-- Quoted text --
The U.S. federal government faces a growing imperative to modernize systems and services using AI. Federal agencies are actively seeking pathways to integrate AI while preserving oversight, mission alignment, and public trust.
Understanding Agentic AI
Agentic AI, which refers to AI systems capable of initiating and executing tasks on behalf of users, offers potential across public sector operations. However, adoption should not be perceived as a binary shift from human to machine. Agency leaders should understand agentic capability as a continuum. This article explores the five degrees of agentic engagement, grounded in Gartner’s model, and a framework for incremental and ethical adoption.
Agentic AI is not a one-size-fits-all solution.

The Spectrum of Agentic Engagement
According to Gartner’s 'Degrees of Agentic Engagement' model, AI systems can operate at varying levels of autonomy. These range from passive tools that generate insights to fully autonomous systems capable of independently executing complex workflows. Understanding this spectrum is critical for government agencies designing AI strategies that align with oversight, transparency, and operational constraints.
Example: FOIA dashboards that present document search results, requiring human agents to interpret and act on findings.
Strategic AI Adoption
Understanding these degrees of agency allows leaders to strategically plan their AI adoption based on organizational maturity, policy constraints, and mission-critical needs. Agencies are not expected to leap from advisory to autonomous overnight. Rather, adopting assistive or advisory-level agents can drive significant gains in productivity, consistency, and decision support while remaining aligned with existing governance frameworks like the DHS AI Playbook.
The Assistive Level: A Pragmatic Entry Point
The assistive level represents a pragmatic entry point for agencies pursuing AI adoption. At this stage, AI tools help manage complexity and scale without ceding authority or violating governance protocols. For many federal agencies, this level offers an ideal balance: automation of rote tasks without compromising human oversight.

-- Dataset rows --
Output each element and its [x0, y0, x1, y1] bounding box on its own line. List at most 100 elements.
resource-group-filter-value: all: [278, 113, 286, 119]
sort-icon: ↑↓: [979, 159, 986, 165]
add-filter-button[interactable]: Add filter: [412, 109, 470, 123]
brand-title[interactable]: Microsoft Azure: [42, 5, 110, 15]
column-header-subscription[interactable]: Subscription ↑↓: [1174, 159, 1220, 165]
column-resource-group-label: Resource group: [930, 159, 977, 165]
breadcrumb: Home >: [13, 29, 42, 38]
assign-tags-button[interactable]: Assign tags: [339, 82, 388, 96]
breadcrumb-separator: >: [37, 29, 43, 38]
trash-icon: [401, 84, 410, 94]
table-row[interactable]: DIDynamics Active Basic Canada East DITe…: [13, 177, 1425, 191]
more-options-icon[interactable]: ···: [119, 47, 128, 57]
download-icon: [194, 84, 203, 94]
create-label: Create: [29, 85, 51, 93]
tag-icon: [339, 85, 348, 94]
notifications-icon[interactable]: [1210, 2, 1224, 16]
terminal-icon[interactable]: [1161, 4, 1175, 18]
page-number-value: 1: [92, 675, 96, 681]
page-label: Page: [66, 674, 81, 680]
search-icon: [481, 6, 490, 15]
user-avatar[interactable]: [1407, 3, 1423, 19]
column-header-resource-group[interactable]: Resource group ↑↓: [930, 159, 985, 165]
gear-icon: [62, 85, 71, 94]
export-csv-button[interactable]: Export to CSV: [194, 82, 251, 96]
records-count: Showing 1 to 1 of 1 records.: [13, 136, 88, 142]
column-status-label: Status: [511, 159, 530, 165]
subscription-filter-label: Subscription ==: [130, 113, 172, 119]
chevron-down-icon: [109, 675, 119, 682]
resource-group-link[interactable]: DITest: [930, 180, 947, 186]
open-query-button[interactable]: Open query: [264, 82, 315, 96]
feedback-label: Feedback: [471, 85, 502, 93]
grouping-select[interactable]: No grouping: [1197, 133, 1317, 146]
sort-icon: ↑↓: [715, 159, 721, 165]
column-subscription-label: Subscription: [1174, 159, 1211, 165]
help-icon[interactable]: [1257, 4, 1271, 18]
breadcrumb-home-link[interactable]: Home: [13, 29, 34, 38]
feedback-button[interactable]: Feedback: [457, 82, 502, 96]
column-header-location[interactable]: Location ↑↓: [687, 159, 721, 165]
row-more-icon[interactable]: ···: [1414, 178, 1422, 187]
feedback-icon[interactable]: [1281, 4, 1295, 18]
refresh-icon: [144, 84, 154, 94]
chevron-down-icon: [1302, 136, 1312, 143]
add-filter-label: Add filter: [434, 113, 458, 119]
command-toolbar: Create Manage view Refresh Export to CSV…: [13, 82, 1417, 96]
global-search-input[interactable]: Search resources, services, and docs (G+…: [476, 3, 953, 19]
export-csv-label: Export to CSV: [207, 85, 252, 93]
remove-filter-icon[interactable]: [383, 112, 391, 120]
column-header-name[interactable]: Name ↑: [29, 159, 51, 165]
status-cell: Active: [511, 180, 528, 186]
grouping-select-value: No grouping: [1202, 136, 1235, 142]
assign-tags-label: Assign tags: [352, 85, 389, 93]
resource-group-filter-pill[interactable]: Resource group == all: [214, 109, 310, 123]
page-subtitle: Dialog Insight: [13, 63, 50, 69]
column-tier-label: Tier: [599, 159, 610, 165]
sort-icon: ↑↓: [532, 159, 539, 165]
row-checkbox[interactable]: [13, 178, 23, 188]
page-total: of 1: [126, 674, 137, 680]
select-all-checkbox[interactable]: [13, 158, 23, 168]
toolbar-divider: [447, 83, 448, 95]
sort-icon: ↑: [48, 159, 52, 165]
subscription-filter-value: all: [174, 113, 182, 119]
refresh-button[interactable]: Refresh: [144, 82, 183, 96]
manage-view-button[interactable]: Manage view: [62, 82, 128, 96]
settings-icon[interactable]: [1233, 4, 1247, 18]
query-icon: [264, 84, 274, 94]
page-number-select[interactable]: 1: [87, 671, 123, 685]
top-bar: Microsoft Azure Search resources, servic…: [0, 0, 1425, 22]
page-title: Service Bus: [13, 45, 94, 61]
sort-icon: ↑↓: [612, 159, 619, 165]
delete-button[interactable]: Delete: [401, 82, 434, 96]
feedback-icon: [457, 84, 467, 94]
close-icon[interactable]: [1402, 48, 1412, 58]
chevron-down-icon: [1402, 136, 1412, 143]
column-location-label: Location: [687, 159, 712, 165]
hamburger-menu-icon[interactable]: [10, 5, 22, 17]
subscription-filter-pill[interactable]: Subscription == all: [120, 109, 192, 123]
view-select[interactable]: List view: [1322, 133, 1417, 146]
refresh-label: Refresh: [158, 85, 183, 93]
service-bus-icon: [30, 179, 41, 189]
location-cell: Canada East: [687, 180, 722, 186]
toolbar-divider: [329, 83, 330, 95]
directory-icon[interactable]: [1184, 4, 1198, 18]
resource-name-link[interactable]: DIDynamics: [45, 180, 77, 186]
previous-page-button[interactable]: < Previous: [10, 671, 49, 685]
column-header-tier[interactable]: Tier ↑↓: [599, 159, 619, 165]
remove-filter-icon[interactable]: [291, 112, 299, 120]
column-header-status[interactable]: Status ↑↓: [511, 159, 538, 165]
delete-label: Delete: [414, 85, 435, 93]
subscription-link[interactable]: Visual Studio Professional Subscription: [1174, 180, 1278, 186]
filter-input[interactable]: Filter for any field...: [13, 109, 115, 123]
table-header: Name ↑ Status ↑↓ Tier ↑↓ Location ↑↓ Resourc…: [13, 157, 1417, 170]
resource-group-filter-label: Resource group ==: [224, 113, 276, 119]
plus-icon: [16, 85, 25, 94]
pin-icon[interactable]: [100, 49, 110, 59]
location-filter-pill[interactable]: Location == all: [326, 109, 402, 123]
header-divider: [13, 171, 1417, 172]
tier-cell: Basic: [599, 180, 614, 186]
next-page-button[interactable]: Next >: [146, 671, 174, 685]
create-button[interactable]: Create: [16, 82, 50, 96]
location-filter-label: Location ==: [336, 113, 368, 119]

-- To do --
[a] In the article on agentic AI in federal agencies, which governance framework is named as one that assistive or advisory-level agents can stay aligned with?
[b] Carry on the article about agentic AI in federal agencies, picking up after its final paragraph on the assistive level.

-- Results in order --
[a] The DHS AI Playbook.

[b]
From an operational standpoint, assistive AI helps federal employees process large volumes of information more efficiently and with greater accuracy. For example, in environmental regulation, AI can analyze geospatial data to identify at-risk areas, helping experts prioritize inspections. In veterans’ services, large language models can assist in drafting benefit explanations tailored to individual cases.
Assistive AI offers a practical, impactful, and ethically sound path forward for federal missions.

Human-in-the-Loop (HITL) Design
HITL design is central to ensuring that AI applications operate responsibly and align with public interest in high-stakes environments like federal governance. At the advisory and assistive levels, HITL provides a framework where human oversight is maintained over AI-supported actions, ensuring interpretability, accountability, and value alignment.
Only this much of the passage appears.